TASK PROMPT
Reproduce every entry in the listing without alteration.

SUPPLIED INFORMATION
***

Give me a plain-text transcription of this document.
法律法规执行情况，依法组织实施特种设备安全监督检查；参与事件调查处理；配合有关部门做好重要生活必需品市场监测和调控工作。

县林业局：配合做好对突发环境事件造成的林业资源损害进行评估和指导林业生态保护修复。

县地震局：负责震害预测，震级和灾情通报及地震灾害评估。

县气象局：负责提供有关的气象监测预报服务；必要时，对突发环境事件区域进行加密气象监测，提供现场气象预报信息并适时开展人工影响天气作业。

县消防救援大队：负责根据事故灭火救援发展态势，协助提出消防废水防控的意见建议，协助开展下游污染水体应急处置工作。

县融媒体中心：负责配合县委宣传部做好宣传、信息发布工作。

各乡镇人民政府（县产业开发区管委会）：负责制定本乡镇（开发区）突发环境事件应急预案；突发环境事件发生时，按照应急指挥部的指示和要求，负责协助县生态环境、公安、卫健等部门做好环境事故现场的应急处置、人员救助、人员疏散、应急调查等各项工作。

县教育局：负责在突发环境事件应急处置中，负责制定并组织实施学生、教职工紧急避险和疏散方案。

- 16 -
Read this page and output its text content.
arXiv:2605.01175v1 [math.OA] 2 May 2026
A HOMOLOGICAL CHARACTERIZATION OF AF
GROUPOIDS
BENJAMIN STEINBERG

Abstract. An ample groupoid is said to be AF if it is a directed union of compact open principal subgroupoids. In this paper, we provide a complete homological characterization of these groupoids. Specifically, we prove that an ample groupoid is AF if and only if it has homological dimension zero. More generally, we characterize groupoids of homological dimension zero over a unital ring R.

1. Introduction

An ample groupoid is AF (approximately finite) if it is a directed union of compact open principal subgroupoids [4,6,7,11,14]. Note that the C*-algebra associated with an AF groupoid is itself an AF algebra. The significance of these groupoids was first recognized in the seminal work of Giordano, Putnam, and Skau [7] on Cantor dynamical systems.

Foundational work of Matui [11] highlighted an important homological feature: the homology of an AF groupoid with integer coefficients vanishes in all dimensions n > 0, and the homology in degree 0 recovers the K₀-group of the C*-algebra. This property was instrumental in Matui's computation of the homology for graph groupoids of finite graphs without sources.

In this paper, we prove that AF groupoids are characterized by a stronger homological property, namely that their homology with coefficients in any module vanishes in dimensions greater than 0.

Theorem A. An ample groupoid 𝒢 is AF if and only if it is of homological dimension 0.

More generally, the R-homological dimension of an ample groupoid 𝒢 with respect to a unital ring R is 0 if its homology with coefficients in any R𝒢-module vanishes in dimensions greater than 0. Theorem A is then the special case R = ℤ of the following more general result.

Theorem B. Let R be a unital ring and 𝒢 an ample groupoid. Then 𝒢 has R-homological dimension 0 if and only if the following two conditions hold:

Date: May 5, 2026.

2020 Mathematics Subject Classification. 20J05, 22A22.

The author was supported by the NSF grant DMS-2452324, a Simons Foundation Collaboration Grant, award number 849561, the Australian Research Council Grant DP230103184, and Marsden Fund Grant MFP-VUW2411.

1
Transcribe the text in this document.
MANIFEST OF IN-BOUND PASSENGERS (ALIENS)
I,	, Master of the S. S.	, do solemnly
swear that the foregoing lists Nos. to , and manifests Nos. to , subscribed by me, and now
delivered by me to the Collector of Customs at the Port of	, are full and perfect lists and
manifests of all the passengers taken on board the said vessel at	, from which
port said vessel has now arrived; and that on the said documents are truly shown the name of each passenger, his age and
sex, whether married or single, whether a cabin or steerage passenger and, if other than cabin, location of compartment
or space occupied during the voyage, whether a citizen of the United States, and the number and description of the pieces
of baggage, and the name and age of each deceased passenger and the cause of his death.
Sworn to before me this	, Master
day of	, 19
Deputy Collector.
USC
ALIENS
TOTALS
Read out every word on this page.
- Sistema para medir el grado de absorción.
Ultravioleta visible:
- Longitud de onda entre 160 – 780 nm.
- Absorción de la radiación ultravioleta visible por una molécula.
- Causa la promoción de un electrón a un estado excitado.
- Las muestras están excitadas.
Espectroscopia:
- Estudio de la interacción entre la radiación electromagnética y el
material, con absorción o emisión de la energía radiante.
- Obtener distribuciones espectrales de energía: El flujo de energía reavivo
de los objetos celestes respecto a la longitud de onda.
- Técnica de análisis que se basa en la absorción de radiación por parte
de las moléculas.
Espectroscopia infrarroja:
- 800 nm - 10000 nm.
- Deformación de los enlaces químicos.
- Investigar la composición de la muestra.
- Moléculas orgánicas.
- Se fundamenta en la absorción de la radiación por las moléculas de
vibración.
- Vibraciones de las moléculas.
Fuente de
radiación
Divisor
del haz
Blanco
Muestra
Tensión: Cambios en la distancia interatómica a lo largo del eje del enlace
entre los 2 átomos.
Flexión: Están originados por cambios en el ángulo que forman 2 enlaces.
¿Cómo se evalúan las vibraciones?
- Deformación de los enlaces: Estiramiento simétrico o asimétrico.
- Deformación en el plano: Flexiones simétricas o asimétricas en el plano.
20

***

OUTPUT OF THE EXERCISE
Give me a plain-text transcription of this document.
法律法规执行情况，依法组织实施特种设备安全监督检查；参与事件调查处理；配合有关部门做好重要生活必需品市场监测和调控工作。

县林业局：配合做好对突发环境事件造成的林业资源损害进行评估和指导林业生态保护修复。

县地震局：负责震害预测，震级和灾情通报及地震灾害评估。

县气象局：负责提供有关的气象监测预报服务；必要时，对突发环境事件区域进行加密气象监测，提供现场气象预报信息并适时开展人工影响天气作业。

县消防救援大队：负责根据事故灭火救援发展态势，协助提出消防废水防控的意见建议，协助开展下游污染水体应急处置工作。

县融媒体中心：负责配合县委宣传部做好宣传、信息发布工作。

各乡镇人民政府（县产业开发区管委会）：负责制定本乡镇（开发区）突发环境事件应急预案；突发环境事件发生时，按照应急指挥部的指示和要求，负责协助县生态环境、公安、卫健等部门做好环境事故现场的应急处置、人员救助、人员疏散、应急调查等各项工作。

县教育局：负责在突发环境事件应急处置中，负责制定并组织实施学生、教职工紧急避险和疏散方案。

- 16 -
Read this page and output its text content.
arXiv:2605.01175v1 [math.OA] 2 May 2026
A HOMOLOGICAL CHARACTERIZATION OF AF
GROUPOIDS
BENJAMIN STEINBERG

Abstract. An ample groupoid is said to be AF if it is a directed union of compact open principal subgroupoids. In this paper, we provide a complete homological characterization of these groupoids. Specifically, we prove that an ample groupoid is AF if and only if it has homological dimension zero. More generally, we characterize groupoids of homological dimension zero over a unital ring R.

1. Introduction

An ample groupoid is AF (approximately finite) if it is a directed union of compact open principal subgroupoids [4,6,7,11,14]. Note that the C*-algebra associated with an AF groupoid is itself an AF algebra. The significance of these groupoids was first recognized in the seminal work of Giordano, Putnam, and Skau [7] on Cantor dynamical systems.

Foundational work of Matui [11] highlighted an important homological feature: the homology of an AF groupoid with integer coefficients vanishes in all dimensions n > 0, and the homology in degree 0 recovers the K₀-group of the C*-algebra. This property was instrumental in Matui's computation of the homology for graph groupoids of finite graphs without sources.

In this paper, we prove that AF groupoids are characterized by a stronger homological property, namely that their homology with coefficients in any module vanishes in dimensions greater than 0.

Theorem A. An ample groupoid 𝒢 is AF if and only if it is of homological dimension 0.

More generally, the R-homological dimension of an ample groupoid 𝒢 with respect to a unital ring R is 0 if its homology with coefficients in any R𝒢-module vanishes in dimensions greater than 0. Theorem A is then the special case R = ℤ of the following more general result.

Theorem B. Let R be a unital ring and 𝒢 an ample groupoid. Then 𝒢 has R-homological dimension 0 if and only if the following two conditions hold:

Date: May 5, 2026.

2020 Mathematics Subject Classification. 20J05, 22A22.

The author was supported by the NSF grant DMS-2452324, a Simons Foundation Collaboration Grant, award number 849561, the Australian Research Council Grant DP230103184, and Marsden Fund Grant MFP-VUW2411.

1
Transcribe the text in this document.
MANIFEST OF IN-BOUND PASSENGERS (ALIENS)
I,	, Master of the S. S.	, do solemnly
swear that the foregoing lists Nos. to , and manifests Nos. to , subscribed by me, and now
delivered by me to the Collector of Customs at the Port of	, are full and perfect lists and
manifests of all the passengers taken on board the said vessel at	, from which
port said vessel has now arrived; and that on the said documents are truly shown the name of each passenger, his age and
sex, whether married or single, whether a cabin or steerage passenger and, if other than cabin, location of compartment
or space occupied during the voyage, whether a citizen of the United States, and the number and description of the pieces
of baggage, and the name and age of each deceased passenger and the cause of his death.
Sworn to before me this	, Master
day of	, 19
Deputy Collector.
USC
ALIENS
TOTALS
Read out every word on this page.
- Sistema para medir el grado de absorción.
Ultravioleta visible:
- Longitud de onda entre 160 – 780 nm.
- Absorción de la radiación ultravioleta visible por una molécula.
- Causa la promoción de un electrón a un estado excitado.
- Las muestras están excitadas.
Espectroscopia:
- Estudio de la interacción entre la radiación electromagnética y el
material, con absorción o emisión de la energía radiante.
- Obtener distribuciones espectrales de energía: El flujo de energía reavivo
de los objetos celestes respecto a la longitud de onda.
- Técnica de análisis que se basa en la absorción de radiación por parte
de las moléculas.
Espectroscopia infrarroja:
- 800 nm - 10000 nm.
- Deformación de los enlaces químicos.
- Investigar la composición de la muestra.
- Moléculas orgánicas.
- Se fundamenta en la absorción de la radiación por las moléculas de
vibración.
- Vibraciones de las moléculas.
Fuente de
radiación
Divisor
del haz
Blanco
Muestra
Tensión: Cambios en la distancia interatómica a lo largo del eje del enlace
entre los 2 átomos.
Flexión: Están originados por cambios en el ángulo que forman 2 enlaces.
¿Cómo se evalúan las vibraciones?
- Deformación de los enlaces: Estiramiento simétrico o asimétrico.
- Deformación en el plano: Flexiones simétricas o asimétricas en el plano.
20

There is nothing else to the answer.